* **What you need to do**:
Put every line of the data below into a numbered list, leaving out any blank lines.

Collection entries
* * * *

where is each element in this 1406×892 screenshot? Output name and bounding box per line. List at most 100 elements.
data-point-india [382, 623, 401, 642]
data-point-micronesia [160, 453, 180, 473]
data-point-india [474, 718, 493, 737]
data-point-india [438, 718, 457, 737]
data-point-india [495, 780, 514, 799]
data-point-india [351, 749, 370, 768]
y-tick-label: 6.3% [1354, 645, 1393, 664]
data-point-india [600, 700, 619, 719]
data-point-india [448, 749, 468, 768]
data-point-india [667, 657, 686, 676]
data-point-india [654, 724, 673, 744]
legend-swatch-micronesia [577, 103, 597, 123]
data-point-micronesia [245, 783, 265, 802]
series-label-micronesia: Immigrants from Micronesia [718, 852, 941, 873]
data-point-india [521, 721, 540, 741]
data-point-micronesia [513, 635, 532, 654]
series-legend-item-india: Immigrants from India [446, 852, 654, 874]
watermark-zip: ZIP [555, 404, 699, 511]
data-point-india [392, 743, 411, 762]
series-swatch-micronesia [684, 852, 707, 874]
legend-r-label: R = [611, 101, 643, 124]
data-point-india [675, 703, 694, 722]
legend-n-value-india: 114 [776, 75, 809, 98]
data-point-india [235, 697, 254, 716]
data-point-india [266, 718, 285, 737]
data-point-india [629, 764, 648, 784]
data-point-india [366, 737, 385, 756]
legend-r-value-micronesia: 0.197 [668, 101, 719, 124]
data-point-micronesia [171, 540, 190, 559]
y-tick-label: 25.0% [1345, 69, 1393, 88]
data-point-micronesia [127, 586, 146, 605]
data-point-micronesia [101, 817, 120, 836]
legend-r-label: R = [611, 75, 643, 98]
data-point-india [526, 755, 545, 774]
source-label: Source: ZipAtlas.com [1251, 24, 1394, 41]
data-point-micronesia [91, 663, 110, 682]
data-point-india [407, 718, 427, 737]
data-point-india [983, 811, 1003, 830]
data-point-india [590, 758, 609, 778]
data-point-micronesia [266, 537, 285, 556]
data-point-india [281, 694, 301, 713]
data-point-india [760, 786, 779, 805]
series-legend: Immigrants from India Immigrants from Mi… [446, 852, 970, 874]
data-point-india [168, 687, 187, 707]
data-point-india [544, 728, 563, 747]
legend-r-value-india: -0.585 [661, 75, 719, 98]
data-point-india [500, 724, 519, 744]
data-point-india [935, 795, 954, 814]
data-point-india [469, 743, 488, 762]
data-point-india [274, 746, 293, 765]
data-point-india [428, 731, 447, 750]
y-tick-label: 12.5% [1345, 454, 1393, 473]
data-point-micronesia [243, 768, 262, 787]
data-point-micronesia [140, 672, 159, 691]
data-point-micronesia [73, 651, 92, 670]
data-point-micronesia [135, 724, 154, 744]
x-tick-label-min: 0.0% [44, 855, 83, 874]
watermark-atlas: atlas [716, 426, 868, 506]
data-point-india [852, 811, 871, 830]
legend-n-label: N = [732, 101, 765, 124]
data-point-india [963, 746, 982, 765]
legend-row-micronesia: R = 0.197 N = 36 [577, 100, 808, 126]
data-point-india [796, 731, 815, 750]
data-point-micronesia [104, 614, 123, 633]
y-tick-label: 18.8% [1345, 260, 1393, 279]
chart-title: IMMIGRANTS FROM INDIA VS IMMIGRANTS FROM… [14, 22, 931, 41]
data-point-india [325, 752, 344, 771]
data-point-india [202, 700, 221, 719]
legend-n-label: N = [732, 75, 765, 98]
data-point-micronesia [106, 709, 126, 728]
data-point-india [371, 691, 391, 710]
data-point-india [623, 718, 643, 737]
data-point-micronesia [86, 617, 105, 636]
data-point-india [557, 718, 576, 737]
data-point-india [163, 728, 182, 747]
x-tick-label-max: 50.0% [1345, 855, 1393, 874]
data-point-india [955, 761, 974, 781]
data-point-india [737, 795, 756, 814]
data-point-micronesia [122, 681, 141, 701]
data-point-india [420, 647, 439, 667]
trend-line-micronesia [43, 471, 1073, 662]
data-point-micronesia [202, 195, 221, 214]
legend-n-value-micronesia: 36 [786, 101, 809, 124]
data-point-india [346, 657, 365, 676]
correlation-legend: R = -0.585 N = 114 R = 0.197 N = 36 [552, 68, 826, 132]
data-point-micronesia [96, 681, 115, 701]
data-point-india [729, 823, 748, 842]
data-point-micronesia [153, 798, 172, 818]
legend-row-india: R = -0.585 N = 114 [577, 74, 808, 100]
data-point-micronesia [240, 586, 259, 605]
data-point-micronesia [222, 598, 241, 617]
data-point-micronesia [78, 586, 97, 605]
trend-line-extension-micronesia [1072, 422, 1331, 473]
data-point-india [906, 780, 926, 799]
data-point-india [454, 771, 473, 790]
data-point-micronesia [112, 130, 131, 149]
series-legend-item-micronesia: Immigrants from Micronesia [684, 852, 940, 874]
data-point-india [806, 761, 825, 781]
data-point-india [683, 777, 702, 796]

* * * *

* **Answer for this exercise**:
1. where is each element in this 1406×892 screenshot? Output name and bounding box per line. List at most 100 elements.
2. data-point-india [382, 623, 401, 642]
3. data-point-micronesia [160, 453, 180, 473]
4. data-point-india [474, 718, 493, 737]
5. data-point-india [438, 718, 457, 737]
6. data-point-india [495, 780, 514, 799]
7. data-point-india [351, 749, 370, 768]
8. y-tick-label: 6.3% [1354, 645, 1393, 664]
9. data-point-india [600, 700, 619, 719]
10. data-point-india [448, 749, 468, 768]
11. data-point-india [667, 657, 686, 676]
12. data-point-india [654, 724, 673, 744]
13. legend-swatch-micronesia [577, 103, 597, 123]
14. data-point-micronesia [245, 783, 265, 802]
15. series-label-micronesia: Immigrants from Micronesia [718, 852, 941, 873]
16. data-point-india [521, 721, 540, 741]
17. data-point-micronesia [513, 635, 532, 654]
18. series-legend-item-india: Immigrants from India [446, 852, 654, 874]
19. watermark-zip: ZIP [555, 404, 699, 511]
20. data-point-india [392, 743, 411, 762]
21. series-swatch-micronesia [684, 852, 707, 874]
22. legend-r-label: R = [611, 101, 643, 124]
23. data-point-india [675, 703, 694, 722]
24. legend-n-value-india: 114 [776, 75, 809, 98]
25. data-point-india [235, 697, 254, 716]
26. data-point-india [266, 718, 285, 737]
27. data-point-india [629, 764, 648, 784]
28. data-point-india [366, 737, 385, 756]
29. legend-r-value-micronesia: 0.197 [668, 101, 719, 124]
30. data-point-micronesia [171, 540, 190, 559]
31. y-tick-label: 25.0% [1345, 69, 1393, 88]
32. data-point-micronesia [127, 586, 146, 605]
33. data-point-micronesia [101, 817, 120, 836]
34. legend-r-label: R = [611, 75, 643, 98]
35. data-point-india [526, 755, 545, 774]
36. source-label: Source: ZipAtlas.com [1251, 24, 1394, 41]
37. data-point-micronesia [91, 663, 110, 682]
38. data-point-india [407, 718, 427, 737]
39. data-point-india [983, 811, 1003, 830]
40. data-point-india [590, 758, 609, 778]
41. data-point-micronesia [266, 537, 285, 556]
42. data-point-india [281, 694, 301, 713]
43. data-point-india [760, 786, 779, 805]
44. series-legend: Immigrants from India Immigrants from Mi… [446, 852, 970, 874]
45. data-point-india [168, 687, 187, 707]
46. data-point-india [544, 728, 563, 747]
47. legend-r-value-india: -0.585 [661, 75, 719, 98]
48. data-point-india [500, 724, 519, 744]
49. data-point-india [935, 795, 954, 814]
50. data-point-india [469, 743, 488, 762]
51. data-point-india [274, 746, 293, 765]
52. data-point-india [428, 731, 447, 750]
53. y-tick-label: 12.5% [1345, 454, 1393, 473]
54. data-point-micronesia [243, 768, 262, 787]
55. data-point-micronesia [140, 672, 159, 691]
56. data-point-micronesia [73, 651, 92, 670]
57. data-point-micronesia [135, 724, 154, 744]
58. x-tick-label-min: 0.0% [44, 855, 83, 874]
59. watermark-atlas: atlas [716, 426, 868, 506]
60. data-point-india [852, 811, 871, 830]
61. legend-n-label: N = [732, 101, 765, 124]
62. data-point-india [963, 746, 982, 765]
63. legend-row-micronesia: R = 0.197 N = 36 [577, 100, 808, 126]
64. data-point-india [796, 731, 815, 750]
65. data-point-micronesia [104, 614, 123, 633]
66. y-tick-label: 18.8% [1345, 260, 1393, 279]
67. chart-title: IMMIGRANTS FROM INDIA VS IMMIGRANTS FROM… [14, 22, 931, 41]
68. data-point-india [325, 752, 344, 771]
69. data-point-india [202, 700, 221, 719]
70. legend-n-label: N = [732, 75, 765, 98]
71. data-point-micronesia [106, 709, 126, 728]
72. data-point-india [371, 691, 391, 710]
73. data-point-india [623, 718, 643, 737]
74. data-point-micronesia [86, 617, 105, 636]
75. data-point-india [557, 718, 576, 737]
76. data-point-india [163, 728, 182, 747]
77. x-tick-label-max: 50.0% [1345, 855, 1393, 874]
78. data-point-india [955, 761, 974, 781]
79. data-point-india [737, 795, 756, 814]
80. data-point-micronesia [122, 681, 141, 701]
81. data-point-india [420, 647, 439, 667]
82. trend-line-micronesia [43, 471, 1073, 662]
83. data-point-micronesia [202, 195, 221, 214]
84. legend-n-value-micronesia: 36 [786, 101, 809, 124]
85. data-point-india [346, 657, 365, 676]
86. correlation-legend: R = -0.585 N = 114 R = 0.197 N = 36 [552, 68, 826, 132]
87. data-point-micronesia [96, 681, 115, 701]
88. data-point-india [729, 823, 748, 842]
89. data-point-micronesia [153, 798, 172, 818]
90. legend-row-india: R = -0.585 N = 114 [577, 74, 808, 100]
91. data-point-micronesia [240, 586, 259, 605]
92. data-point-micronesia [222, 598, 241, 617]
93. data-point-micronesia [78, 586, 97, 605]
94. trend-line-extension-micronesia [1072, 422, 1331, 473]
95. data-point-india [906, 780, 926, 799]
96. data-point-india [454, 771, 473, 790]
97. data-point-micronesia [112, 130, 131, 149]
98. series-legend-item-micronesia: Immigrants from Micronesia [684, 852, 940, 874]
99. data-point-india [806, 761, 825, 781]
100. data-point-india [683, 777, 702, 796]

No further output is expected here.